[REQUIREMENTS] Please arrange the lines in the items below as a numbered list, from the line containing "520, 450, 531]" through the line containing "363, 146, 379]", leaving out any blank lines.

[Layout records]
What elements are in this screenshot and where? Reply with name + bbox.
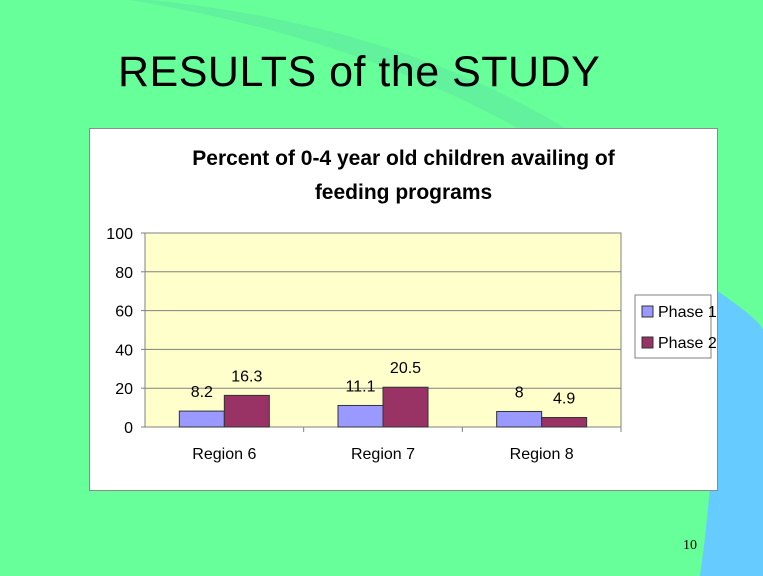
data-label: 16.3 — [231, 368, 262, 385]
bar-phase-2 — [541, 416, 588, 428]
legend-swatch — [641, 336, 654, 349]
data-label: 11.1 — [346, 378, 376, 395]
data-label: 8 — [515, 384, 524, 401]
legend-label: Phase 1 — [658, 304, 717, 321]
bar-chart: 0 20 40 60 80 100 8.2 16.3 Region 6 11.1 20.5 Regio… — [106, 226, 717, 463]
bar-phase-2 — [382, 386, 429, 428]
y-tick-label: 0 — [124, 420, 133, 437]
bar-phase-1 — [496, 410, 543, 428]
y-tick-label: 40 — [115, 342, 133, 359]
slide-title: RESULTS of the STUDY — [118, 48, 601, 96]
x-tick-label: Region 6 — [192, 446, 256, 463]
data-label: 4.9 — [553, 390, 575, 407]
x-tick-label: Region 8 — [510, 446, 574, 463]
y-tick-label: 80 — [115, 265, 133, 282]
data-label: 8.2 — [191, 384, 213, 401]
legend-label: Phase 2 — [658, 335, 717, 352]
chart-container: Percent of 0-4 year old children availin… — [89, 128, 718, 491]
y-tick-label: 20 — [115, 381, 133, 398]
data-label: 20.5 — [390, 360, 421, 377]
bar-phase-2 — [223, 394, 270, 428]
chart-title-line-1: Percent of 0-4 year old children availin… — [192, 147, 615, 170]
legend-swatch — [641, 305, 654, 318]
page-number: 10 — [683, 538, 697, 553]
chart-title-line-2: feeding programs — [314, 181, 493, 204]
x-tick-label: Region 7 — [351, 446, 415, 463]
y-tick-label: 60 — [115, 304, 133, 321]
bar-phase-1 — [337, 404, 384, 428]
bar-phase-1 — [178, 410, 225, 428]
y-tick-label: 100 — [106, 226, 133, 243]
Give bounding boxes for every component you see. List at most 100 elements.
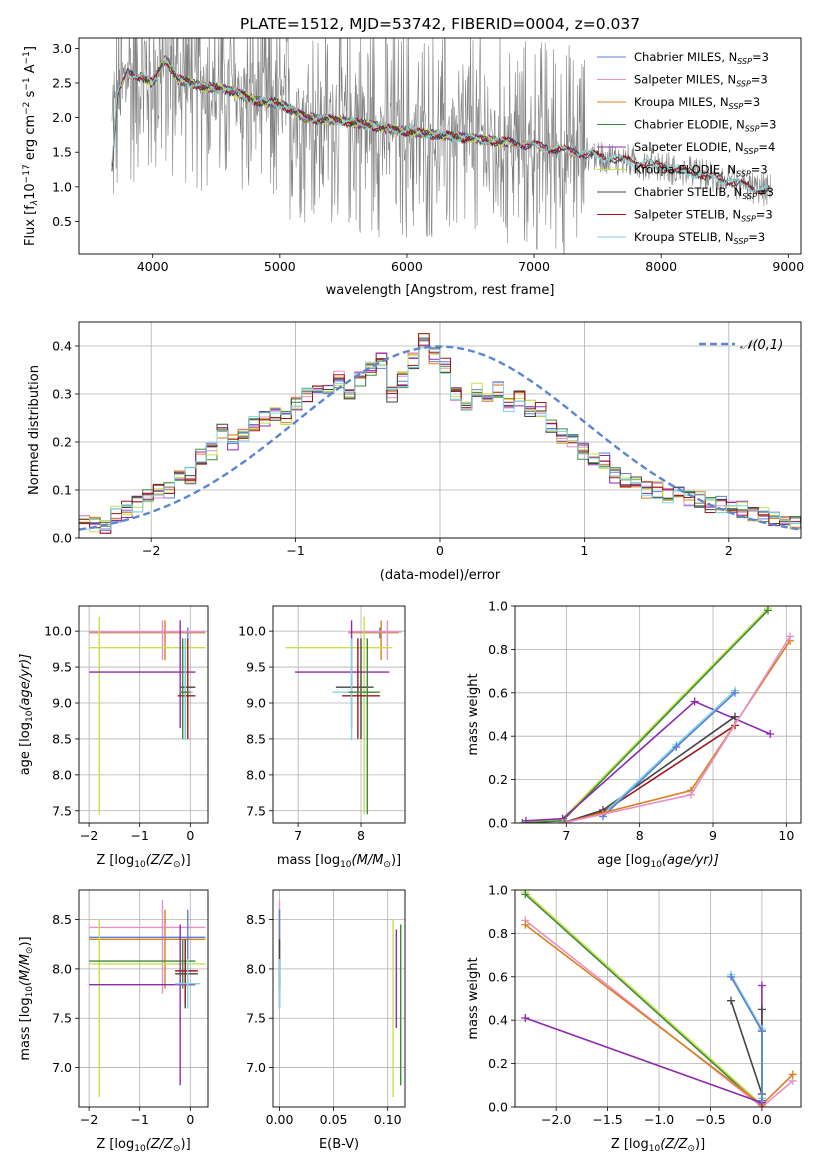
y-tick-label: 8.5 (246, 731, 266, 746)
spectrum-model-line (111, 58, 771, 196)
y-axis-label: age [log10(age/yr)] (18, 654, 35, 776)
series-marker (788, 1070, 797, 1079)
y-tick-label: 9.5 (52, 660, 72, 675)
x-tick-label: −2 (80, 828, 98, 843)
y-tick-label: 0.8 (488, 642, 508, 657)
x-tick-label: 9 (709, 828, 717, 843)
y-axis-label: Flux [fλ10−17 erg cm−2 s−1 A−1] (22, 46, 40, 246)
axes-frame (514, 889, 802, 1108)
series-line (524, 891, 763, 1106)
legend-label: Salpeter ELODIE, NSSP=4 (634, 140, 775, 156)
x-tick-label: 8000 (645, 259, 677, 274)
series-marker (522, 816, 530, 823)
y-tick-label: 0.4 (488, 1013, 508, 1028)
panels: 4000 5000 6000 7000 8000 90000.51.01.52.02.53… (18, 37, 804, 1154)
series-marker (757, 1096, 766, 1105)
y-tick-label: 0.0 (488, 1100, 508, 1115)
y-tick-label: 9.0 (52, 696, 72, 711)
series-marker (521, 1014, 530, 1023)
y-axis-label: mass weight (466, 673, 481, 755)
y-tick-label: 8.0 (246, 767, 266, 782)
x-tick-label: 0 (186, 1112, 194, 1127)
y-tick-label: 8.0 (52, 961, 72, 976)
y-tick-label: 8.5 (52, 912, 72, 927)
panel-mass_vs_ebv: 0.00 0.05 0.10 7.0 7.5 8.0 8.5 E(B-V) (246, 889, 406, 1152)
y-tick-label: 9.0 (246, 696, 266, 711)
series-marker (690, 697, 699, 706)
y-tick-label: 8.0 (52, 767, 72, 782)
x-tick-label: 7 (562, 828, 570, 843)
x-tick-label: 4000 (137, 259, 169, 274)
axes-frame (78, 889, 209, 1108)
series-marker (521, 920, 530, 929)
series-line (524, 919, 794, 1107)
y-tick-label: 7.5 (246, 1011, 266, 1026)
x-tick-label: 0.05 (320, 1112, 348, 1127)
axes-frame (514, 605, 802, 824)
y-tick-label: 10.0 (238, 624, 266, 639)
x-axis-label: mass [log10(M/M⊙)] (277, 853, 401, 870)
x-tick-label: 0 (436, 543, 444, 558)
plot-area (285, 616, 402, 815)
series-line (562, 724, 736, 823)
panel-mass_weight_vs_age: 7 8 9 10 0.0 0.2 0.4 0.6 0.8 1.0 age [log10(age/yr… (466, 599, 802, 870)
series-marker (727, 996, 736, 1005)
y-tick-label: 2.5 (52, 76, 72, 91)
y-tick-label: 1.0 (488, 883, 508, 898)
x-tick-label: −1 (130, 1112, 148, 1127)
y-tick-label: 0.3 (52, 387, 72, 402)
legend-label: Kroupa ELODIE, NSSP=3 (634, 163, 768, 179)
legend-label: Chabrier ELODIE, NSSP=3 (634, 118, 776, 134)
x-tick-label: −2 (142, 543, 160, 558)
x-tick-label: 10 (778, 828, 794, 843)
series-marker (757, 1005, 766, 1014)
x-tick-label: 6000 (391, 259, 423, 274)
y-tick-label: 0.5 (52, 214, 72, 229)
panel-age_vs_mass: 7 8 7.5 8.0 8.5 9.0 9.5 10.0 mass [log10(M/M⊙)] (238, 605, 406, 870)
series-marker (731, 688, 739, 697)
histogram-line (79, 333, 801, 533)
x-tick-label: 9000 (772, 259, 804, 274)
y-tick-label: 0.4 (488, 729, 508, 744)
y-tick-label: 0.1 (52, 483, 72, 498)
normal-curve (79, 345, 799, 531)
legend-label: Kroupa STELIB, NSSP=3 (634, 230, 765, 246)
series-marker (727, 972, 736, 981)
series-marker (757, 981, 766, 990)
y-tick-label: 0.6 (488, 969, 508, 984)
legend-label: Chabrier STELIB, NSSP=3 (634, 185, 774, 201)
spectrum-model-line (111, 58, 771, 193)
figure-title: PLATE=1512, MJD=53742, FIBERID=0004, z=0… (240, 15, 640, 33)
series-marker (764, 606, 772, 615)
y-tick-label: 1.5 (52, 145, 72, 160)
y-tick-label: 10.0 (44, 624, 72, 639)
plot-area (79, 333, 801, 534)
y-tick-label: 3.0 (52, 41, 72, 56)
series-marker (757, 1027, 766, 1036)
x-tick-label: −2 (80, 1112, 98, 1127)
plot-area (89, 616, 206, 815)
x-tick-label: 7000 (518, 259, 550, 274)
y-tick-label: 9.5 (246, 660, 266, 675)
legend-label: Kroupa MILES, NSSP=3 (634, 95, 760, 111)
axes-frame (272, 605, 406, 824)
series-marker (766, 730, 775, 739)
y-tick-label: 0.2 (52, 435, 72, 450)
y-tick-label: 7.0 (52, 1060, 72, 1075)
series-marker (731, 712, 739, 721)
x-axis-label: Z [log10(Z/Z⊙)] (96, 853, 190, 870)
spectrum-data-line (111, 38, 771, 254)
y-tick-label: 0.2 (488, 1056, 508, 1071)
x-axis-label: Z [log10(Z/Z⊙)] (611, 1137, 705, 1154)
y-axis-label: mass [log10(M/M⊙)] (18, 936, 35, 1060)
legend-label: 𝒩(0,1) (740, 338, 783, 353)
y-tick-label: 1.0 (488, 599, 508, 614)
x-tick-label: 0.0 (752, 1112, 772, 1127)
panel-residuals: −2 −1 0 1 2 0.0 0.1 0.2 0.3 0.4 𝒩(0,1) (data-model)… (27, 321, 802, 583)
x-tick-label: 0.00 (266, 1112, 294, 1127)
plot-area (278, 899, 402, 1098)
legend-label: Salpeter MILES, NSSP=3 (634, 73, 768, 89)
series-line (730, 1000, 763, 1095)
y-tick-label: 8.0 (246, 961, 266, 976)
y-tick-label: 2.0 (52, 110, 72, 125)
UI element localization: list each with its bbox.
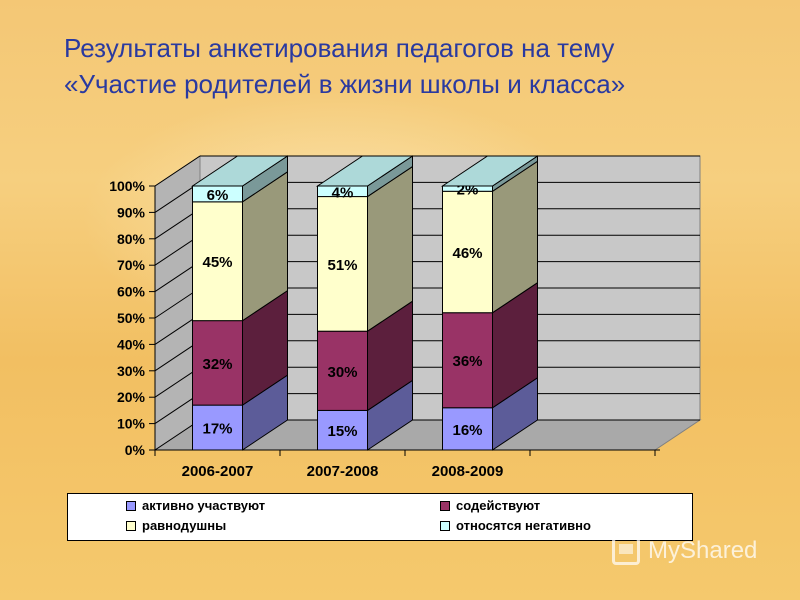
legend-swatch-negative	[440, 520, 450, 531]
presentation-icon	[612, 537, 640, 565]
data-label-2-1: 36%	[452, 353, 482, 370]
bar-2-top	[440, 155, 540, 187]
y-tick-label: 80%	[117, 231, 146, 247]
legend-label-active: активно участвуют	[142, 498, 266, 513]
x-tick-label-2: 2008-2009	[432, 463, 504, 480]
legend-swatch-indifferent	[126, 520, 136, 531]
bar-0-segment-2	[192, 201, 243, 322]
bar-2-segment-1	[442, 312, 493, 409]
y-tick-label: 70%	[117, 257, 146, 273]
data-label-1-0: 15%	[327, 423, 357, 440]
y-tick-label: 90%	[117, 204, 146, 220]
data-label-1-3: 4%	[332, 184, 354, 201]
data-label-2-0: 16%	[452, 422, 482, 439]
y-tick-label: 100%	[109, 178, 145, 194]
x-tick-label-1: 2007-2008	[307, 463, 379, 480]
bar-2-segment-2	[442, 190, 493, 314]
data-label-2-2: 46%	[452, 245, 482, 262]
data-label-1-1: 30%	[327, 364, 357, 381]
watermark-text: MyShared	[648, 537, 758, 564]
y-tick-label: 20%	[117, 389, 146, 405]
data-label-0-0: 17%	[202, 421, 232, 438]
watermark: MyShared	[612, 537, 757, 565]
bar-1-segment-2	[317, 196, 368, 332]
bar-0-top	[190, 155, 290, 187]
page-title: Результаты анкетирования педагогов на те…	[64, 30, 764, 102]
y-tick-label: 50%	[117, 310, 146, 326]
bar-0-segment-0	[192, 404, 243, 451]
legend-swatch-active	[126, 500, 136, 511]
data-label-0-1: 32%	[202, 356, 232, 373]
legend-swatch-support	[440, 500, 450, 511]
gridline-side	[154, 155, 201, 187]
legend-item-negative: относятся негативно	[440, 518, 591, 533]
y-tick-label: 30%	[117, 363, 146, 379]
chart-legend: активно участвуют содействуют равнодушны…	[67, 493, 693, 541]
data-label-0-2: 45%	[202, 254, 232, 271]
legend-item-active: активно участвуют	[126, 498, 265, 513]
data-label-1-2: 51%	[327, 257, 357, 274]
legend-item-support: содействуют	[440, 498, 540, 513]
legend-label-support: содействуют	[456, 498, 541, 513]
title-line-1: Результаты анкетирования педагогов на те…	[64, 33, 615, 63]
legend-label-indifferent: равнодушны	[142, 518, 227, 533]
y-tick-label: 10%	[117, 416, 146, 432]
x-tick-label-0: 2006-2007	[182, 463, 254, 480]
bar-1-segment-1	[317, 330, 368, 411]
y-tick-label: 60%	[117, 284, 146, 300]
title-line-2: «Участие родителей в жизни школы и класс…	[64, 69, 626, 99]
bar-1-top	[315, 155, 415, 187]
bar-0-segment-1	[192, 320, 243, 406]
legend-label-negative: относятся негативно	[456, 518, 591, 533]
y-tick-label: 0%	[125, 442, 146, 458]
legend-item-indifferent: равнодушны	[126, 518, 226, 533]
data-label-0-3: 6%	[207, 187, 229, 204]
y-tick-label: 40%	[117, 336, 146, 352]
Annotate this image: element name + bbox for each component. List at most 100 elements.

[RESPONSE TO THE EXERCISE]
1. legend-swatch-negative	[440, 520, 450, 531]
2. presentation-icon	[612, 537, 640, 565]
3. data-label-2-1: 36%	[452, 353, 482, 370]
4. bar-2-top	[440, 155, 540, 187]
5. y-tick-label: 80%	[117, 231, 146, 247]
6. legend-label-active: активно участвуют	[142, 498, 266, 513]
7. x-tick-label-2: 2008-2009	[432, 463, 504, 480]
8. legend-swatch-indifferent	[126, 520, 136, 531]
9. bar-0-segment-2	[192, 201, 243, 322]
10. bar-2-segment-1	[442, 312, 493, 409]
11. y-tick-label: 70%	[117, 257, 146, 273]
12. data-label-1-0: 15%	[327, 423, 357, 440]
13. y-tick-label: 90%	[117, 204, 146, 220]
14. data-label-1-3: 4%	[332, 184, 354, 201]
15. data-label-2-0: 16%	[452, 422, 482, 439]
16. y-tick-label: 100%	[109, 178, 145, 194]
17. x-tick-label-1: 2007-2008	[307, 463, 379, 480]
18. bar-2-segment-2	[442, 190, 493, 314]
19. data-label-2-2: 46%	[452, 245, 482, 262]
20. data-label-1-1: 30%	[327, 364, 357, 381]
21. watermark-text: MyShared	[648, 537, 758, 564]
22. y-tick-label: 20%	[117, 389, 146, 405]
23. data-label-0-0: 17%	[202, 421, 232, 438]
24. watermark: MyShared	[612, 537, 757, 565]
25. bar-1-segment-2	[317, 196, 368, 332]
26. bar-0-top	[190, 155, 290, 187]
27. page-title: Результаты анкетирования педагогов на те…	[64, 30, 764, 102]
28. y-tick-label: 50%	[117, 310, 146, 326]
29. bar-0-segment-0	[192, 404, 243, 451]
30. legend-swatch-active	[126, 500, 136, 511]
31. data-label-0-1: 32%	[202, 356, 232, 373]
32. legend-swatch-support	[440, 500, 450, 511]
33. gridline-side	[154, 155, 201, 187]
34. legend-item-negative: относятся негативно	[440, 518, 591, 533]
35. y-tick-label: 30%	[117, 363, 146, 379]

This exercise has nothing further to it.